* AIM *
Show all lines that include the string "projector"; copy each one.

* DATASET *
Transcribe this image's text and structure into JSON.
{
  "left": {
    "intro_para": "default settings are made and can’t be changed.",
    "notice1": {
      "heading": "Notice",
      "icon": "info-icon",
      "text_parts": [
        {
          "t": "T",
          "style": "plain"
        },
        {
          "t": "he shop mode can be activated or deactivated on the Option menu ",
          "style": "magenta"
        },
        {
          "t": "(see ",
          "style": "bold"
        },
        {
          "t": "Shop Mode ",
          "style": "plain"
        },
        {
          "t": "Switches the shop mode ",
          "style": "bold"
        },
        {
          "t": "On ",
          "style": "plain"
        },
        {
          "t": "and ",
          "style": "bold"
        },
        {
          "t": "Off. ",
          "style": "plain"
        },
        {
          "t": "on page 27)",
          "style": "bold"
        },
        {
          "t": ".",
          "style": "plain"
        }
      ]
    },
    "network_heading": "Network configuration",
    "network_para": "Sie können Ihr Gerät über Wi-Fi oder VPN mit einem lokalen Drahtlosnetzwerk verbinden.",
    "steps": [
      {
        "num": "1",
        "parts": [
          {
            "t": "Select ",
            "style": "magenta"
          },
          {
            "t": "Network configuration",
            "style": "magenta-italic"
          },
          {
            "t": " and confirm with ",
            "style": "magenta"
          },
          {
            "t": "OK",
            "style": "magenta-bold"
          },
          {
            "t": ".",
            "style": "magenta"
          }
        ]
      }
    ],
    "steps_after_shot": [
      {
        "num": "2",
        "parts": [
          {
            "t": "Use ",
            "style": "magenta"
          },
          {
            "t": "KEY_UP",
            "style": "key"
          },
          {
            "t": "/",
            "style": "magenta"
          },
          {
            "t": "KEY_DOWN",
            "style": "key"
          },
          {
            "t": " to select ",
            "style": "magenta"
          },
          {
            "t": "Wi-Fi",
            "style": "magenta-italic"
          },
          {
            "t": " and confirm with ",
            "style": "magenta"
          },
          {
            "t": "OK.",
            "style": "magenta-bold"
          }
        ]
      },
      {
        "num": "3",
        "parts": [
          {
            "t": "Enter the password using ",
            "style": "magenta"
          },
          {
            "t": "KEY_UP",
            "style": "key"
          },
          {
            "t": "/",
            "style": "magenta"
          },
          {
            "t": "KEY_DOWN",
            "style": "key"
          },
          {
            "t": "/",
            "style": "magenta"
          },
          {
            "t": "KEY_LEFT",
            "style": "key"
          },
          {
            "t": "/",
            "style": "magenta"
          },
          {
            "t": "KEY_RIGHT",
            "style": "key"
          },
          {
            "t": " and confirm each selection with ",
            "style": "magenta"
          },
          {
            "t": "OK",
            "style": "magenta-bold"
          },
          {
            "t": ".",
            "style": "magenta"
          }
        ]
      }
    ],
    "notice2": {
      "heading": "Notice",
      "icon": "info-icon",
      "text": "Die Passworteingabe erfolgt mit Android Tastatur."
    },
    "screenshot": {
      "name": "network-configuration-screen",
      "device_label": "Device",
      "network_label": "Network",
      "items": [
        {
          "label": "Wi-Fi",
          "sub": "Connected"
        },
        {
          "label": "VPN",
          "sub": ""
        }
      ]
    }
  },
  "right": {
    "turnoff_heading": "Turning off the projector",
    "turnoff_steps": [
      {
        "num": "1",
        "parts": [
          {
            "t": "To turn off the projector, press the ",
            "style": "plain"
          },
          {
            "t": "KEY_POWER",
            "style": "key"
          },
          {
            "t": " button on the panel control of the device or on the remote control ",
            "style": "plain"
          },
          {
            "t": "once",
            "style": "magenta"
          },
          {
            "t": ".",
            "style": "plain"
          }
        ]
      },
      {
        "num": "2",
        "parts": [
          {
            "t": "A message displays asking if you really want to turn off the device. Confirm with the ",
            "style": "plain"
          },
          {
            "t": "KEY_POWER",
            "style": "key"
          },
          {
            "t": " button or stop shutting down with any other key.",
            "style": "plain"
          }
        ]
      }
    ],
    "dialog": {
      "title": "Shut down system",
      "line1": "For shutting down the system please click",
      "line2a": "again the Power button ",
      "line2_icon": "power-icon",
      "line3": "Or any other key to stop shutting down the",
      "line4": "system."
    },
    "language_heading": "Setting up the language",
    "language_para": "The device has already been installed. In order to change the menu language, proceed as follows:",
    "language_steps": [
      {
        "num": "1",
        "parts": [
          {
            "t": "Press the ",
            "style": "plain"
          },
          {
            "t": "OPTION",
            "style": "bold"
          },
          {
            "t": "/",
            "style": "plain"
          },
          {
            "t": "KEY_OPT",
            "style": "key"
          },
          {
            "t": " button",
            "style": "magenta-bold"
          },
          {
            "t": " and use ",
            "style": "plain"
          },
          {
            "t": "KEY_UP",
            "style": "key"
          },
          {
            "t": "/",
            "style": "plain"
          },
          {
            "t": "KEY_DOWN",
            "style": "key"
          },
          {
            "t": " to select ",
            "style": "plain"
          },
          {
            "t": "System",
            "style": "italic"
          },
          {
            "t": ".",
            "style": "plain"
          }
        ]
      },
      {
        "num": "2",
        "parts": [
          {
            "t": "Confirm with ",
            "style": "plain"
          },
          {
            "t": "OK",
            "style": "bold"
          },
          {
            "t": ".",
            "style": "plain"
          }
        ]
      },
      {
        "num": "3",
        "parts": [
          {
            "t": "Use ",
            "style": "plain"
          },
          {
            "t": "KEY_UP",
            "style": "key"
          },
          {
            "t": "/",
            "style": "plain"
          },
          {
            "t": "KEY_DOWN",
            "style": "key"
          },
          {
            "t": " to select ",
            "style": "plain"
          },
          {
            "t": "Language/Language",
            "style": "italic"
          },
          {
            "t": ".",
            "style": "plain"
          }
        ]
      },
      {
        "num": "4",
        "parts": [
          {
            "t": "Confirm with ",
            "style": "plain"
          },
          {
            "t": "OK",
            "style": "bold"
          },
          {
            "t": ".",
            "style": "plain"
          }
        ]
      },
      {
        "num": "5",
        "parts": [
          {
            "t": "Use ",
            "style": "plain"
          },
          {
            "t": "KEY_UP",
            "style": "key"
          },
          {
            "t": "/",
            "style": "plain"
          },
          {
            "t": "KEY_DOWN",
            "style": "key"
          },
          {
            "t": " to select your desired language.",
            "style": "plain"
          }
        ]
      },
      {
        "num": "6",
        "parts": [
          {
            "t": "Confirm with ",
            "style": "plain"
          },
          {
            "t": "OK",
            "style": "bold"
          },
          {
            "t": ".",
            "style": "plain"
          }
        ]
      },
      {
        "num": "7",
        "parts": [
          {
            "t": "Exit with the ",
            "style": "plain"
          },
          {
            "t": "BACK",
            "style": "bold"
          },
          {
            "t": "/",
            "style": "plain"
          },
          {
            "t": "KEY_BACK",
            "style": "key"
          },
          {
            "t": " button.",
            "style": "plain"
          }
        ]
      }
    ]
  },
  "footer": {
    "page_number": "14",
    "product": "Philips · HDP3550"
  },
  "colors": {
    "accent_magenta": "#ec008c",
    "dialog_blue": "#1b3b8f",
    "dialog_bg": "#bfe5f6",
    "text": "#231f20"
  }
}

---

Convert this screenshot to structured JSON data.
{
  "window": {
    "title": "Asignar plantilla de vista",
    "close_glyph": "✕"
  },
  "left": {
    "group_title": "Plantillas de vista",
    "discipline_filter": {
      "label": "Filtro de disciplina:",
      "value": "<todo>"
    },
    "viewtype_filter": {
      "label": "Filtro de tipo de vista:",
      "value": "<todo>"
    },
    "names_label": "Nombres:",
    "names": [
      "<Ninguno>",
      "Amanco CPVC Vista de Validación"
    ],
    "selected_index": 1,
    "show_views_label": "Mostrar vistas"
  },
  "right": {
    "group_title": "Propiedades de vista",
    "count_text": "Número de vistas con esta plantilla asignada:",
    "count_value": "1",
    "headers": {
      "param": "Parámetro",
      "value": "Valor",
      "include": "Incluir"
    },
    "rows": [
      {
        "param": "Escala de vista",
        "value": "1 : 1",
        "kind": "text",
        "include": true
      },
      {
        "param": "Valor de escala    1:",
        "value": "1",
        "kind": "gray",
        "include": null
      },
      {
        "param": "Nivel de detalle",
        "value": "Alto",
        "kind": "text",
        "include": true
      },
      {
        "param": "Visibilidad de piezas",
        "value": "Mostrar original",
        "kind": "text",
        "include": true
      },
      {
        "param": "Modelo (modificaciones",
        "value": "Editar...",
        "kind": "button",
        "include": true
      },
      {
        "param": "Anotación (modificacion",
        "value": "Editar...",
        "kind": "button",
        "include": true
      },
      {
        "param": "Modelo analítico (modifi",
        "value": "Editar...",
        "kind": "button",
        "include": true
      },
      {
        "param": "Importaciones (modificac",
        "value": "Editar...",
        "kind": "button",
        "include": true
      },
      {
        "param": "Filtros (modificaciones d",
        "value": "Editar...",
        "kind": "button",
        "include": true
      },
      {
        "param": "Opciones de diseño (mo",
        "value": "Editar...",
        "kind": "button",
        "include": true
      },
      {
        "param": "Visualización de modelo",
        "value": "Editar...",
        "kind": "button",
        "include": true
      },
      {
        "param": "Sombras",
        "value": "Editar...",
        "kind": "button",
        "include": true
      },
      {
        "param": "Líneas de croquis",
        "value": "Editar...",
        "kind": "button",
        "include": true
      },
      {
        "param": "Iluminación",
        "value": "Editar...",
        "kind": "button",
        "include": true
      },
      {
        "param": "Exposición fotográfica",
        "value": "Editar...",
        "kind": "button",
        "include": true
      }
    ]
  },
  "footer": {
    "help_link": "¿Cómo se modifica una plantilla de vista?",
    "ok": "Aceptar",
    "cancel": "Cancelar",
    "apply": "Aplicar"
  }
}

* WORKED ANSWER *
    "turnoff_heading": "Turning off the projector",
            "t": "To turn off the projector, press the ",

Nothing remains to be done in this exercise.